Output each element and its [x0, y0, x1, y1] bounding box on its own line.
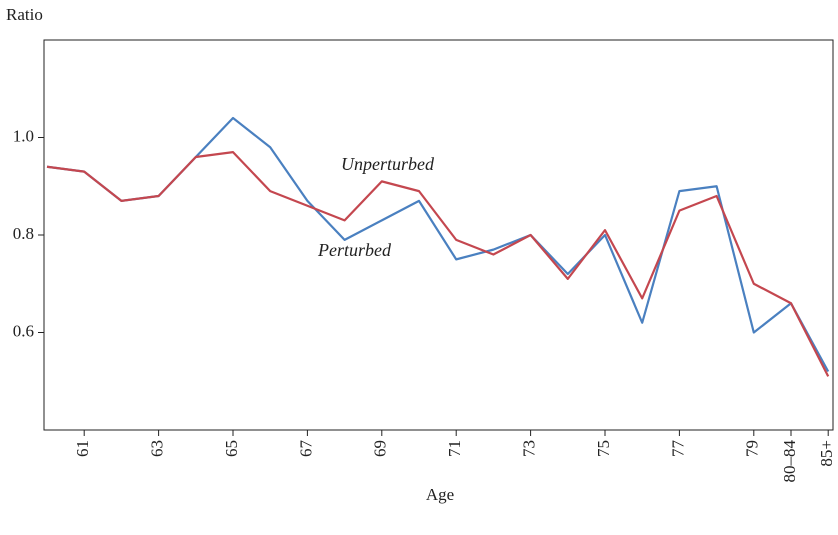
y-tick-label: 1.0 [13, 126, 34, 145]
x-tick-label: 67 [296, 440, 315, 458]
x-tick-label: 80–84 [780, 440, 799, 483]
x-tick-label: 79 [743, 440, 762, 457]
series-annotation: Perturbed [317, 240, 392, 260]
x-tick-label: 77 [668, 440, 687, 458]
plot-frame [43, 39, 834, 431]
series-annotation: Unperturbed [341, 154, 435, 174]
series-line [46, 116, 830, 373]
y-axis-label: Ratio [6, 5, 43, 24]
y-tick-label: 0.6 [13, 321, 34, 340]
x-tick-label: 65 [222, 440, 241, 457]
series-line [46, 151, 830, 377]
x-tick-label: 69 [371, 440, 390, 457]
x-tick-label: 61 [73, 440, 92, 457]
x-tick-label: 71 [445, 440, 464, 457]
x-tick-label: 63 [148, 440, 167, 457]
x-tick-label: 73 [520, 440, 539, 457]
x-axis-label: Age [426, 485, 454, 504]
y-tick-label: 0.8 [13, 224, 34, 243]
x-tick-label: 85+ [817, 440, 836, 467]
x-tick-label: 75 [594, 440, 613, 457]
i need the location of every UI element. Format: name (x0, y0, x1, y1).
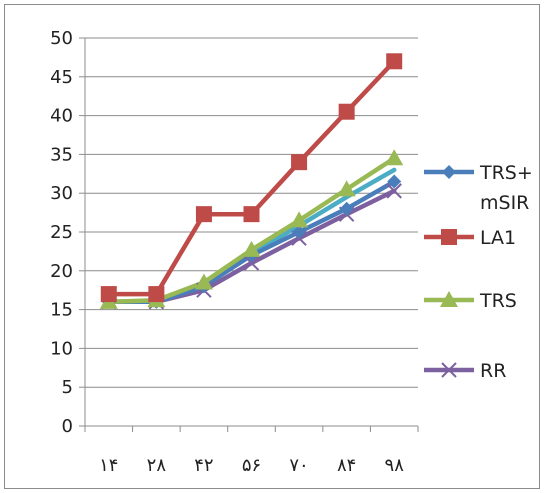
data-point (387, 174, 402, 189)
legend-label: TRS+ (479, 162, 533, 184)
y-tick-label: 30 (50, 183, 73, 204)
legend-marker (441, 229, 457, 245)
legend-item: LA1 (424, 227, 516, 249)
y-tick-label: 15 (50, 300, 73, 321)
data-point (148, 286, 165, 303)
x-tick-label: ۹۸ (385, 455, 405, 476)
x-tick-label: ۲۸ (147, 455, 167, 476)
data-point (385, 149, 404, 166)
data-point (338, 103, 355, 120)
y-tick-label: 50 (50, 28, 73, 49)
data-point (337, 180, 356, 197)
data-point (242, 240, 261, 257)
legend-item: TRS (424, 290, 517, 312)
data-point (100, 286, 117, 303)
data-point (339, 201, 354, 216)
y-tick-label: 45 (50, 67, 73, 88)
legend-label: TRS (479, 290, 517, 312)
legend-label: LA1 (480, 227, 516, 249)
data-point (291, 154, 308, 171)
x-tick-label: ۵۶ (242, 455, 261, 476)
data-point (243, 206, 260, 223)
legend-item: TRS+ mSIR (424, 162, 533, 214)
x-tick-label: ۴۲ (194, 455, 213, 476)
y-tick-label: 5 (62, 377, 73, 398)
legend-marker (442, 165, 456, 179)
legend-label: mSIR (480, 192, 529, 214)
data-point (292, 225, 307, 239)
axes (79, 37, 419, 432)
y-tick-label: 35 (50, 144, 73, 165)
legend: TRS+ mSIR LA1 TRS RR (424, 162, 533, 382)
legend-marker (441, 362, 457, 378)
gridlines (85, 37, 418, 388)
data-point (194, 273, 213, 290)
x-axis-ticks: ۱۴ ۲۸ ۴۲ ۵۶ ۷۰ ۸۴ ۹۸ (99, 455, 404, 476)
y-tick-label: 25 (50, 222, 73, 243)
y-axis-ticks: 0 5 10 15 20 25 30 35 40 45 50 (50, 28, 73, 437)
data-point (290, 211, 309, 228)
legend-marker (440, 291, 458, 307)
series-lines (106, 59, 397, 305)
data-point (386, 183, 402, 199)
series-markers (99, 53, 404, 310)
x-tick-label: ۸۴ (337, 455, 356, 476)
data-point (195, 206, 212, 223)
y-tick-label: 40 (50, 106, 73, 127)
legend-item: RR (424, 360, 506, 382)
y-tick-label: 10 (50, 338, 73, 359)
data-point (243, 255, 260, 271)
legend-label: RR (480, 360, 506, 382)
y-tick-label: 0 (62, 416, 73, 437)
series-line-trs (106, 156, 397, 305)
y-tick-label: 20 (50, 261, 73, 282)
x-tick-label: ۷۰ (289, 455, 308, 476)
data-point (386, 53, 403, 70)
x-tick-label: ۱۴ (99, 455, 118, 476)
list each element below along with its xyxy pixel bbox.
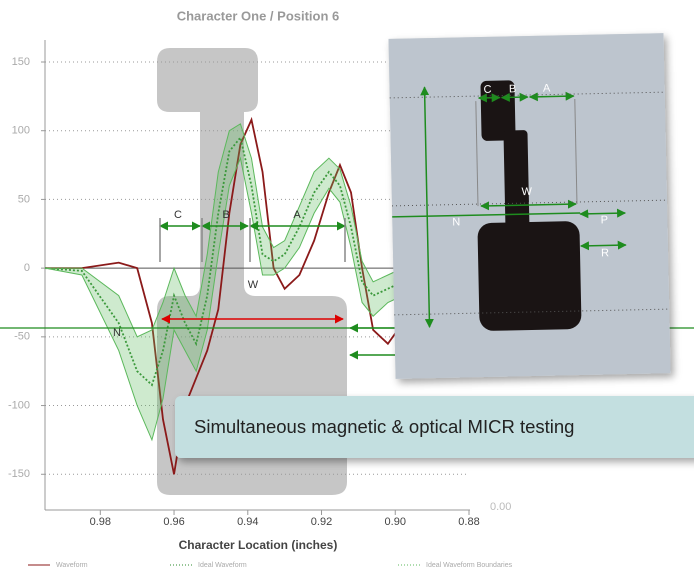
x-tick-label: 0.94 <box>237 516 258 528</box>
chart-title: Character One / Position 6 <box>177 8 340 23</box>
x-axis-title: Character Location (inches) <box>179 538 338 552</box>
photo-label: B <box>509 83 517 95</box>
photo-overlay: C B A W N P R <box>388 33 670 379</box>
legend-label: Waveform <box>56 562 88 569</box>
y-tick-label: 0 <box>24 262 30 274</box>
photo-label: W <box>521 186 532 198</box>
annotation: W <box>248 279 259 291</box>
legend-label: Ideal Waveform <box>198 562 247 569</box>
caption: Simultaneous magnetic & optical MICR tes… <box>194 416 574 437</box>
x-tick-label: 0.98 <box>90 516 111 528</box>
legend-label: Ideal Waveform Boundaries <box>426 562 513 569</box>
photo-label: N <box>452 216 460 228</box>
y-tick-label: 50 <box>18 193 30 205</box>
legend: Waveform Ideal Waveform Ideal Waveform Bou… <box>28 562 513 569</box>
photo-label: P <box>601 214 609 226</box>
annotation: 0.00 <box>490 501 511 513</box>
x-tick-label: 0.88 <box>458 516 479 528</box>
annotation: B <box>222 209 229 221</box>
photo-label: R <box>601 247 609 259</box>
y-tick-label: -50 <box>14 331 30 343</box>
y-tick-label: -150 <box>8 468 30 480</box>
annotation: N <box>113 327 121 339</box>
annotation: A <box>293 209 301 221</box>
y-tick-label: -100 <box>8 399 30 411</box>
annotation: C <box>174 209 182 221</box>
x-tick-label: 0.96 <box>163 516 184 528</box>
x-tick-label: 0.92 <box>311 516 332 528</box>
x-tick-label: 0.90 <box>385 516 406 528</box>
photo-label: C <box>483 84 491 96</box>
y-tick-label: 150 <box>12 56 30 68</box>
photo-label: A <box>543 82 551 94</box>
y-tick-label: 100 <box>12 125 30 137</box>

* * *

### SET PROBLEM
Reproduce the listing above word for word from start to finish, leaving the pictures out.

### RESULT OF THE EXERCISE
Output each element and its [x0, y0, x1, y1] bounding box on its own line.
y-tick-label: 1.0 [13, 126, 34, 145]
x-tick-label: 67 [296, 440, 315, 458]
x-tick-label: 80–84 [780, 440, 799, 483]
x-tick-label: 79 [743, 440, 762, 457]
series-annotation: Perturbed [317, 240, 392, 260]
x-tick-label: 77 [668, 440, 687, 458]
plot-frame [43, 39, 834, 431]
series-annotation: Unperturbed [341, 154, 435, 174]
series-line [46, 116, 830, 373]
y-axis-label: Ratio [6, 5, 43, 24]
y-tick-label: 0.6 [13, 321, 34, 340]
x-tick-label: 65 [222, 440, 241, 457]
series-line [46, 151, 830, 377]
x-tick-label: 69 [371, 440, 390, 457]
x-tick-label: 61 [73, 440, 92, 457]
x-tick-label: 71 [445, 440, 464, 457]
x-tick-label: 63 [148, 440, 167, 457]
x-tick-label: 73 [520, 440, 539, 457]
x-axis-label: Age [426, 485, 454, 504]
y-tick-label: 0.8 [13, 224, 34, 243]
x-tick-label: 85+ [817, 440, 836, 467]
x-tick-label: 75 [594, 440, 613, 457]
i need the location of every UI element. Format: name (x0, y0, x1, y1).
data-point (387, 174, 402, 189)
legend-label: TRS+ (479, 162, 533, 184)
y-tick-label: 30 (50, 183, 73, 204)
legend-marker (441, 229, 457, 245)
legend-item: LA1 (424, 227, 516, 249)
y-tick-label: 15 (50, 300, 73, 321)
data-point (148, 286, 165, 303)
x-tick-label: ۹۸ (385, 455, 405, 476)
x-tick-label: ۲۸ (147, 455, 167, 476)
data-point (385, 149, 404, 166)
data-point (338, 103, 355, 120)
y-tick-label: 50 (50, 28, 73, 49)
data-point (337, 180, 356, 197)
data-point (242, 240, 261, 257)
legend-item: TRS (424, 290, 517, 312)
data-point (100, 286, 117, 303)
data-point (339, 201, 354, 216)
y-tick-label: 45 (50, 67, 73, 88)
legend-label: TRS (479, 290, 517, 312)
legend-label: LA1 (480, 227, 516, 249)
data-point (291, 154, 308, 171)
x-tick-label: ۵۶ (242, 455, 261, 476)
data-point (243, 206, 260, 223)
legend-item: TRS+ mSIR (424, 162, 533, 214)
x-tick-label: ۴۲ (194, 455, 213, 476)
y-tick-label: 5 (62, 377, 73, 398)
legend-marker (442, 165, 456, 179)
legend-label: mSIR (480, 192, 529, 214)
data-point (292, 225, 307, 239)
axes (79, 37, 419, 432)
y-tick-label: 35 (50, 144, 73, 165)
legend: TRS+ mSIR LA1 TRS RR (424, 162, 533, 382)
legend-marker (441, 362, 457, 378)
gridlines (85, 37, 418, 388)
data-point (194, 273, 213, 290)
x-axis-ticks: ۱۴ ۲۸ ۴۲ ۵۶ ۷۰ ۸۴ ۹۸ (99, 455, 404, 476)
y-tick-label: 25 (50, 222, 73, 243)
y-axis-ticks: 0 5 10 15 20 25 30 35 40 45 50 (50, 28, 73, 437)
data-point (290, 211, 309, 228)
legend-marker (440, 291, 458, 307)
series-lines (106, 59, 397, 305)
data-point (386, 183, 402, 199)
series-markers (99, 53, 404, 310)
x-tick-label: ۸۴ (337, 455, 356, 476)
data-point (195, 206, 212, 223)
y-tick-label: 40 (50, 106, 73, 127)
legend-item: RR (424, 360, 506, 382)
y-tick-label: 10 (50, 338, 73, 359)
data-point (243, 255, 260, 271)
legend-label: RR (480, 360, 506, 382)
y-tick-label: 0 (62, 416, 73, 437)
series-line-trs (106, 156, 397, 305)
y-tick-label: 20 (50, 261, 73, 282)
x-tick-label: ۷۰ (289, 455, 308, 476)
data-point (386, 53, 403, 70)
x-tick-label: ۱۴ (99, 455, 118, 476)
list each element below along with its xyxy pixel bbox.
x-tick-label: 0.94 <box>237 516 258 528</box>
chart-title: Character One / Position 6 <box>177 8 340 23</box>
x-axis-title: Character Location (inches) <box>179 538 338 552</box>
photo-label: B <box>509 83 517 95</box>
photo-overlay: C B A W N P R <box>388 33 670 379</box>
legend-label: Waveform <box>56 562 88 569</box>
y-tick-label: 0 <box>24 262 30 274</box>
photo-label: W <box>521 186 532 198</box>
annotation: W <box>248 279 259 291</box>
legend-label: Ideal Waveform <box>198 562 247 569</box>
caption: Simultaneous magnetic & optical MICR tes… <box>194 416 574 437</box>
x-tick-label: 0.98 <box>90 516 111 528</box>
legend-label: Ideal Waveform Boundaries <box>426 562 513 569</box>
photo-label: N <box>452 216 460 228</box>
y-tick-label: 50 <box>18 193 30 205</box>
legend: Waveform Ideal Waveform Ideal Waveform Bou… <box>28 562 513 569</box>
photo-label: P <box>601 214 609 226</box>
annotation: 0.00 <box>490 501 511 513</box>
x-tick-label: 0.88 <box>458 516 479 528</box>
annotation: B <box>222 209 229 221</box>
photo-label: R <box>601 247 609 259</box>
y-tick-label: -50 <box>14 331 30 343</box>
y-tick-label: -150 <box>8 468 30 480</box>
annotation: N <box>113 327 121 339</box>
annotation: A <box>293 209 301 221</box>
y-tick-label: -100 <box>8 399 30 411</box>
annotation: C <box>174 209 182 221</box>
x-tick-label: 0.96 <box>163 516 184 528</box>
x-tick-label: 0.92 <box>311 516 332 528</box>
x-tick-label: 0.90 <box>385 516 406 528</box>
photo-label: C <box>483 84 491 96</box>
y-tick-label: 150 <box>12 56 30 68</box>
photo-label: A <box>543 82 551 94</box>
y-tick-label: 100 <box>12 125 30 137</box>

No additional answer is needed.